_Problem statement_
Can you transcribe every line exactly and leave the pictures behind?

Items listed in a dataset
--

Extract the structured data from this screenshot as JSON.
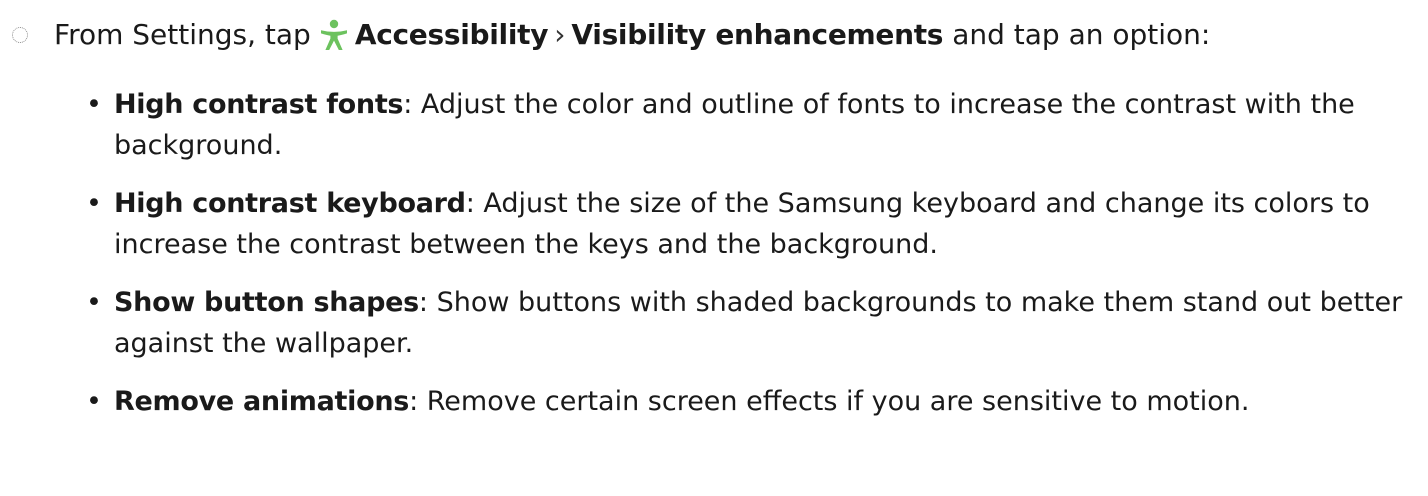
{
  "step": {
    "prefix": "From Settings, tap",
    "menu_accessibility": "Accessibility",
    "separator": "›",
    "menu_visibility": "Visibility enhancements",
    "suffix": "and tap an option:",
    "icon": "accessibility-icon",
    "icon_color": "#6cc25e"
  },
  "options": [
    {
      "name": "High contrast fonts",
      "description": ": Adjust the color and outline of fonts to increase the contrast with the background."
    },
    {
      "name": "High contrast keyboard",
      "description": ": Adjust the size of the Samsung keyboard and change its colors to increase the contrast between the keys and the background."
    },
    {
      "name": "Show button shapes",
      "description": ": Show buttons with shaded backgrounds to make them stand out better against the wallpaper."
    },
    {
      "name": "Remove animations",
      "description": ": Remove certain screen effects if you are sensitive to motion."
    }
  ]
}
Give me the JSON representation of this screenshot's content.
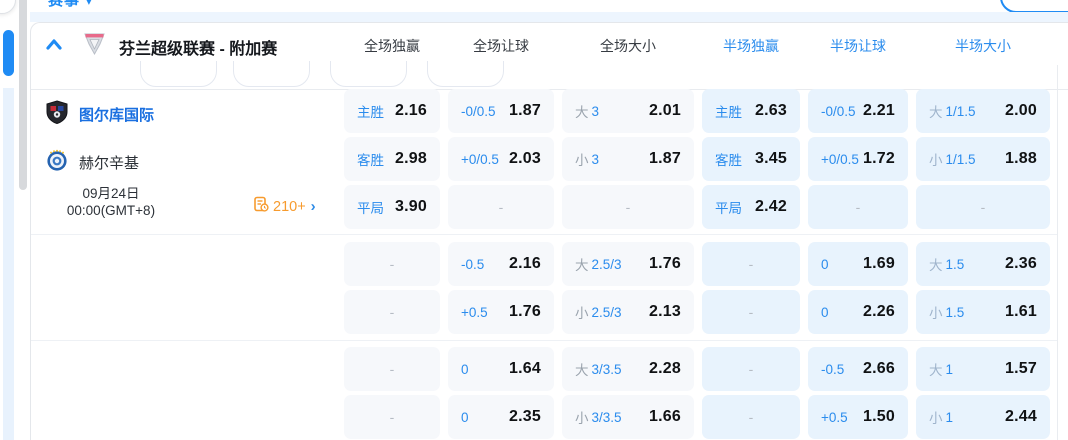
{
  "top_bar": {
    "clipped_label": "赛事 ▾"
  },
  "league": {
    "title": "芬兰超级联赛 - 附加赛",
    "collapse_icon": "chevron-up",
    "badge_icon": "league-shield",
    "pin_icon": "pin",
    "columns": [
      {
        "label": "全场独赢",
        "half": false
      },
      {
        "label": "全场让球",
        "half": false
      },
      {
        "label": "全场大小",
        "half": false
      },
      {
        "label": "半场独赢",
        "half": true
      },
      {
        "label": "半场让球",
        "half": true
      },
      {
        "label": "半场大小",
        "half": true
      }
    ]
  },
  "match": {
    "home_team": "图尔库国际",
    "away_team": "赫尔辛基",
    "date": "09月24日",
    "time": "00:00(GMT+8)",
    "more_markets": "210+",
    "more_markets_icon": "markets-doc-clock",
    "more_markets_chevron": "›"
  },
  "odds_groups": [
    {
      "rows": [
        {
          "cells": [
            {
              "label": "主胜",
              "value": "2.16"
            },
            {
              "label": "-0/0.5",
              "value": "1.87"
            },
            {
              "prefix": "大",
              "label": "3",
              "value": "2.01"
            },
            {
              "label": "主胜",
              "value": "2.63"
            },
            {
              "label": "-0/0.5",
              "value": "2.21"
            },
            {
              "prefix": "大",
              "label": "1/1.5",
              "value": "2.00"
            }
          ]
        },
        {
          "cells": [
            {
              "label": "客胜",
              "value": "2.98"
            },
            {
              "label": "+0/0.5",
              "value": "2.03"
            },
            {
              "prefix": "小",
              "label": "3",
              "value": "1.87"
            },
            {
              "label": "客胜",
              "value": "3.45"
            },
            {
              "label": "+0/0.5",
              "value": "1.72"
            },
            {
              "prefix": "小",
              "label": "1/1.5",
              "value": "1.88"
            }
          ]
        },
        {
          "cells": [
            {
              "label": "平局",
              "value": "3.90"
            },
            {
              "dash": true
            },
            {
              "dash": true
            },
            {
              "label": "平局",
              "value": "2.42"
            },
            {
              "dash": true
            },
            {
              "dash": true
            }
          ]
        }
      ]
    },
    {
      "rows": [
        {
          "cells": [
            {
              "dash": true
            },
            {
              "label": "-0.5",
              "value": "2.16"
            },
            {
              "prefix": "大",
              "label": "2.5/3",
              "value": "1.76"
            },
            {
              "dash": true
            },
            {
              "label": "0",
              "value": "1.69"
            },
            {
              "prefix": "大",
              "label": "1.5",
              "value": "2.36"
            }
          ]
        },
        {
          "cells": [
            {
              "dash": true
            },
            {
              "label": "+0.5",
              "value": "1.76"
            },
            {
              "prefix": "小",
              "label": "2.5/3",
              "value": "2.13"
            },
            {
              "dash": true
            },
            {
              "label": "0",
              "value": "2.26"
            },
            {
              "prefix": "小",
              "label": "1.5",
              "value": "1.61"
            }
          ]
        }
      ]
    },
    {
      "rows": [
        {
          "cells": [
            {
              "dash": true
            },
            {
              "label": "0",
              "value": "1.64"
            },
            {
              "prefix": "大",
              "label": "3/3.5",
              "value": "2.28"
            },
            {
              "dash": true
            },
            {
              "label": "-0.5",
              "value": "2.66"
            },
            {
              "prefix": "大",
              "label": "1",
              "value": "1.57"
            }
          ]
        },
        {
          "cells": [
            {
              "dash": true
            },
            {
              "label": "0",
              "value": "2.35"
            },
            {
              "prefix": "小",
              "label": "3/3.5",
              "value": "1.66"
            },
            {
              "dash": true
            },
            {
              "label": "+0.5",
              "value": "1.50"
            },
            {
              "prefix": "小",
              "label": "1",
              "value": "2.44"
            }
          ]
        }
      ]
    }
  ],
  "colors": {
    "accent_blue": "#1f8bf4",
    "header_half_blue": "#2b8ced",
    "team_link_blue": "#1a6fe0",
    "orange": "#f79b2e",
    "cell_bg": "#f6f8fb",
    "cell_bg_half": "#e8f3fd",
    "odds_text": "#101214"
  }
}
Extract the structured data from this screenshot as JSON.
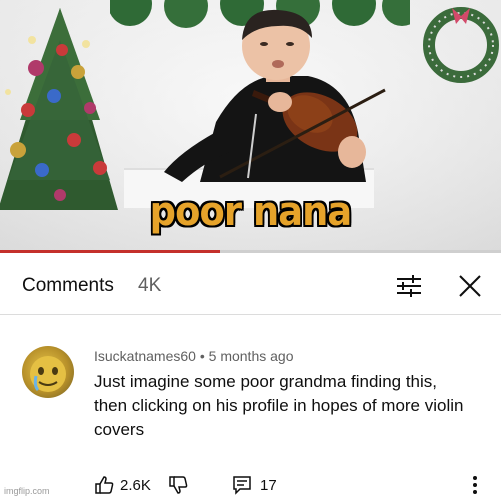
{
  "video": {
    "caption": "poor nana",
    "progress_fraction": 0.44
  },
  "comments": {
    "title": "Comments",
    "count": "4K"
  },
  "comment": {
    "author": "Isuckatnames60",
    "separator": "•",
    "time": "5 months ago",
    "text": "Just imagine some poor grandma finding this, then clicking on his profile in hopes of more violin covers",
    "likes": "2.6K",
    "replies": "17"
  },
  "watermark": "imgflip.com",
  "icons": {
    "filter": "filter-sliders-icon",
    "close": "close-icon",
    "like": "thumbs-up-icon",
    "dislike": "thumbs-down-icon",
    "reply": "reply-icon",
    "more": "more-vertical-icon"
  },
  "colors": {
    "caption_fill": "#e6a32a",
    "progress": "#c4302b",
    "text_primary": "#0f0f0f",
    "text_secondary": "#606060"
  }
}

--

_Response to this exercise_
Extract the structured data from this screenshot as JSON.
{
  "step": {
    "prefix": "From Settings, tap",
    "menu_accessibility": "Accessibility",
    "separator": "›",
    "menu_visibility": "Visibility enhancements",
    "suffix": "and tap an option:",
    "icon": "accessibility-icon",
    "icon_color": "#6cc25e"
  },
  "options": [
    {
      "name": "High contrast fonts",
      "description": ": Adjust the color and outline of fonts to increase the contrast with the background."
    },
    {
      "name": "High contrast keyboard",
      "description": ": Adjust the size of the Samsung keyboard and change its colors to increase the contrast between the keys and the background."
    },
    {
      "name": "Show button shapes",
      "description": ": Show buttons with shaded backgrounds to make them stand out better against the wallpaper."
    },
    {
      "name": "Remove animations",
      "description": ": Remove certain screen effects if you are sensitive to motion."
    }
  ]
}
Give me the JSON representation of this screenshot's content.
{
  "top_bar": {
    "clipped_label": "赛事 ▾"
  },
  "league": {
    "title": "芬兰超级联赛 - 附加赛",
    "collapse_icon": "chevron-up",
    "badge_icon": "league-shield",
    "pin_icon": "pin",
    "columns": [
      {
        "label": "全场独赢",
        "half": false
      },
      {
        "label": "全场让球",
        "half": false
      },
      {
        "label": "全场大小",
        "half": false
      },
      {
        "label": "半场独赢",
        "half": true
      },
      {
        "label": "半场让球",
        "half": true
      },
      {
        "label": "半场大小",
        "half": true
      }
    ]
  },
  "match": {
    "home_team": "图尔库国际",
    "away_team": "赫尔辛基",
    "date": "09月24日",
    "time": "00:00(GMT+8)",
    "more_markets": "210+",
    "more_markets_icon": "markets-doc-clock",
    "more_markets_chevron": "›"
  },
  "odds_groups": [
    {
      "rows": [
        {
          "cells": [
            {
              "label": "主胜",
              "value": "2.16"
            },
            {
              "label": "-0/0.5",
              "value": "1.87"
            },
            {
              "prefix": "大",
              "label": "3",
              "value": "2.01"
            },
            {
              "label": "主胜",
              "value": "2.63"
            },
            {
              "label": "-0/0.5",
              "value": "2.21"
            },
            {
              "prefix": "大",
              "label": "1/1.5",
              "value": "2.00"
            }
          ]
        },
        {
          "cells": [
            {
              "label": "客胜",
              "value": "2.98"
            },
            {
              "label": "+0/0.5",
              "value": "2.03"
            },
            {
              "prefix": "小",
              "label": "3",
              "value": "1.87"
            },
            {
              "label": "客胜",
              "value": "3.45"
            },
            {
              "label": "+0/0.5",
              "value": "1.72"
            },
            {
              "prefix": "小",
              "label": "1/1.5",
              "value": "1.88"
            }
          ]
        },
        {
          "cells": [
            {
              "label": "平局",
              "value": "3.90"
            },
            {
              "dash": true
            },
            {
              "dash": true
            },
            {
              "label": "平局",
              "value": "2.42"
            },
            {
              "dash": true
            },
            {
              "dash": true
            }
          ]
        }
      ]
    },
    {
      "rows": [
        {
          "cells": [
            {
              "dash": true
            },
            {
              "label": "-0.5",
              "value": "2.16"
            },
            {
              "prefix": "大",
              "label": "2.5/3",
              "value": "1.76"
            },
            {
              "dash": true
            },
            {
              "label": "0",
              "value": "1.69"
            },
            {
              "prefix": "大",
              "label": "1.5",
              "value": "2.36"
            }
          ]
        },
        {
          "cells": [
            {
              "dash": true
            },
            {
              "label": "+0.5",
              "value": "1.76"
            },
            {
              "prefix": "小",
              "label": "2.5/3",
              "value": "2.13"
            },
            {
              "dash": true
            },
            {
              "label": "0",
              "value": "2.26"
            },
            {
              "prefix": "小",
              "label": "1.5",
              "value": "1.61"
            }
          ]
        }
      ]
    },
    {
      "rows": [
        {
          "cells": [
            {
              "dash": true
            },
            {
              "label": "0",
              "value": "1.64"
            },
            {
              "prefix": "大",
              "label": "3/3.5",
              "value": "2.28"
            },
            {
              "dash": true
            },
            {
              "label": "-0.5",
              "value": "2.66"
            },
            {
              "prefix": "大",
              "label": "1",
              "value": "1.57"
            }
          ]
        },
        {
          "cells": [
            {
              "dash": true
            },
            {
              "label": "0",
              "value": "2.35"
            },
            {
              "prefix": "小",
              "label": "3/3.5",
              "value": "1.66"
            },
            {
              "dash": true
            },
            {
              "label": "+0.5",
              "value": "1.50"
            },
            {
              "prefix": "小",
              "label": "1",
              "value": "2.44"
            }
          ]
        }
      ]
    }
  ],
  "colors": {
    "accent_blue": "#1f8bf4",
    "header_half_blue": "#2b8ced",
    "team_link_blue": "#1a6fe0",
    "orange": "#f79b2e",
    "cell_bg": "#f6f8fb",
    "cell_bg_half": "#e8f3fd",
    "odds_text": "#101214"
  }
}
Extract the structured data from this screenshot as JSON.
{
  "video": {
    "caption": "poor nana",
    "progress_fraction": 0.44
  },
  "comments": {
    "title": "Comments",
    "count": "4K"
  },
  "comment": {
    "author": "Isuckatnames60",
    "separator": "•",
    "time": "5 months ago",
    "text": "Just imagine some poor grandma finding this, then clicking on his profile in hopes of more violin covers",
    "likes": "2.6K",
    "replies": "17"
  },
  "watermark": "imgflip.com",
  "icons": {
    "filter": "filter-sliders-icon",
    "close": "close-icon",
    "like": "thumbs-up-icon",
    "dislike": "thumbs-down-icon",
    "reply": "reply-icon",
    "more": "more-vertical-icon"
  },
  "colors": {
    "caption_fill": "#e6a32a",
    "progress": "#c4302b",
    "text_primary": "#0f0f0f",
    "text_secondary": "#606060"
  }
}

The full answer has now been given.